> **Available records**:
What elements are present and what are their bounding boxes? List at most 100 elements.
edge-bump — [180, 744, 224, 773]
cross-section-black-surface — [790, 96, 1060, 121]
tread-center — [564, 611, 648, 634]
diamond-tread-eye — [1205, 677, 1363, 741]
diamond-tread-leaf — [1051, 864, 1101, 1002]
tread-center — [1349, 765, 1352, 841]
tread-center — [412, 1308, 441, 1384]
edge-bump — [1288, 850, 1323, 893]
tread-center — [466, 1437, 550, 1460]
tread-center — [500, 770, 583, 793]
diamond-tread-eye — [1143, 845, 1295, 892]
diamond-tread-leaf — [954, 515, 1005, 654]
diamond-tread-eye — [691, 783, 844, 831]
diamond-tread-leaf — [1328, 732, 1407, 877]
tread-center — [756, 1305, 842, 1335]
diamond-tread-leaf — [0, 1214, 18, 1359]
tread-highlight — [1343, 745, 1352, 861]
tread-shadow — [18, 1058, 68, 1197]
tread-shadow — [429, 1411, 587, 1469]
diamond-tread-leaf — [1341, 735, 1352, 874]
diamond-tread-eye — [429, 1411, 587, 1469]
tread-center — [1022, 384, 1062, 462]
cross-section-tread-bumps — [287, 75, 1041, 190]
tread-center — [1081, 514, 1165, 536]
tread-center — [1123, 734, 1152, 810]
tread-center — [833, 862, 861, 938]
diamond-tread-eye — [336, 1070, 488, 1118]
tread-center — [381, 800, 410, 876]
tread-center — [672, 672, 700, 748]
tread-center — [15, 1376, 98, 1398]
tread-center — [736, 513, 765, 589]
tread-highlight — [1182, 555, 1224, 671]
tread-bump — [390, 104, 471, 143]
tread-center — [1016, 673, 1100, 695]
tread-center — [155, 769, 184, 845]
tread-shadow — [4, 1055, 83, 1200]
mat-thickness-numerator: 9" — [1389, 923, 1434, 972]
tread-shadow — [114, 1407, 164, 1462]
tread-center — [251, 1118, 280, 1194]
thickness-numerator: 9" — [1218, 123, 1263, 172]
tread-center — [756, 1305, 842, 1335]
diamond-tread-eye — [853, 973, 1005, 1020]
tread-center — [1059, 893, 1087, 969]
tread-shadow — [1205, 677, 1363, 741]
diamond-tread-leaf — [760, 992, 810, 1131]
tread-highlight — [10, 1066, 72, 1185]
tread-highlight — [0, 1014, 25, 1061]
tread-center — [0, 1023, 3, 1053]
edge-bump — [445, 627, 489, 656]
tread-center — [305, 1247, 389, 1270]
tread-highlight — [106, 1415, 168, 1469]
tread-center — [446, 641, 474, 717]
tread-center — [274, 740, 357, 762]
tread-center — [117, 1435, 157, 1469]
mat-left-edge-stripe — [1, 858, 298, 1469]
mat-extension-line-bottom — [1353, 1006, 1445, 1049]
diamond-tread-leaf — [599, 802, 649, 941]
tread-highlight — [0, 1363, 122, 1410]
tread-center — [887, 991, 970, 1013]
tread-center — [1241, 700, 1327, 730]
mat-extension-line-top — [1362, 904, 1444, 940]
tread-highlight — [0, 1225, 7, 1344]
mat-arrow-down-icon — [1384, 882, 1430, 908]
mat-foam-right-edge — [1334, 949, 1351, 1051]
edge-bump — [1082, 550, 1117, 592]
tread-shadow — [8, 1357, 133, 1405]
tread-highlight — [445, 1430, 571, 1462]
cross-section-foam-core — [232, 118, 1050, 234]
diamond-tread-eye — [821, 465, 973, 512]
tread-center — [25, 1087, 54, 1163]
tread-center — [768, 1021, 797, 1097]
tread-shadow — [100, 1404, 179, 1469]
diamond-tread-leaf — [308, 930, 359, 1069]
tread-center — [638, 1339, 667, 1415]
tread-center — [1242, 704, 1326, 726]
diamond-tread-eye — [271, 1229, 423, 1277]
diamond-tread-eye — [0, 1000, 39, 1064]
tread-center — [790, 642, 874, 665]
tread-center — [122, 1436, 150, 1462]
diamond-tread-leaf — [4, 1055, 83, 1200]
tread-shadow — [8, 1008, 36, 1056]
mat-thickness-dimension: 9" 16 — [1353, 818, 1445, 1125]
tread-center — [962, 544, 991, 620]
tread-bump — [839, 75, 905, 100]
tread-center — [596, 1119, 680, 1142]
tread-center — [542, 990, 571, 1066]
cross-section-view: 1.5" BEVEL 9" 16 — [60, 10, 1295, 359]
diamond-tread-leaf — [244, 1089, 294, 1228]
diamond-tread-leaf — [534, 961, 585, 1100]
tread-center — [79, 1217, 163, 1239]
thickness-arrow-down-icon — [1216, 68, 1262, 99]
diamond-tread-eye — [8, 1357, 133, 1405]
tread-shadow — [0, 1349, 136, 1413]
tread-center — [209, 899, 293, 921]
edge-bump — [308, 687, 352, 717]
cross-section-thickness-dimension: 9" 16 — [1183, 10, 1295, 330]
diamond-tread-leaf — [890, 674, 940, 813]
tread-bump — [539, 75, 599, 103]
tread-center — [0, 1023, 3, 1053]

> **Work required**:
Reproduce verbatim the lines of the items from the very first line through the line containing "tread-center — [466, 1437, 550, 1460]", including both of these lines and nothing else.

> **Final answer**:
What elements are present and what are their bounding boxes? List at most 100 elements.
edge-bump — [180, 744, 224, 773]
cross-section-black-surface — [790, 96, 1060, 121]
tread-center — [564, 611, 648, 634]
diamond-tread-eye — [1205, 677, 1363, 741]
diamond-tread-leaf — [1051, 864, 1101, 1002]
tread-center — [1349, 765, 1352, 841]
tread-center — [412, 1308, 441, 1384]
edge-bump — [1288, 850, 1323, 893]
tread-center — [466, 1437, 550, 1460]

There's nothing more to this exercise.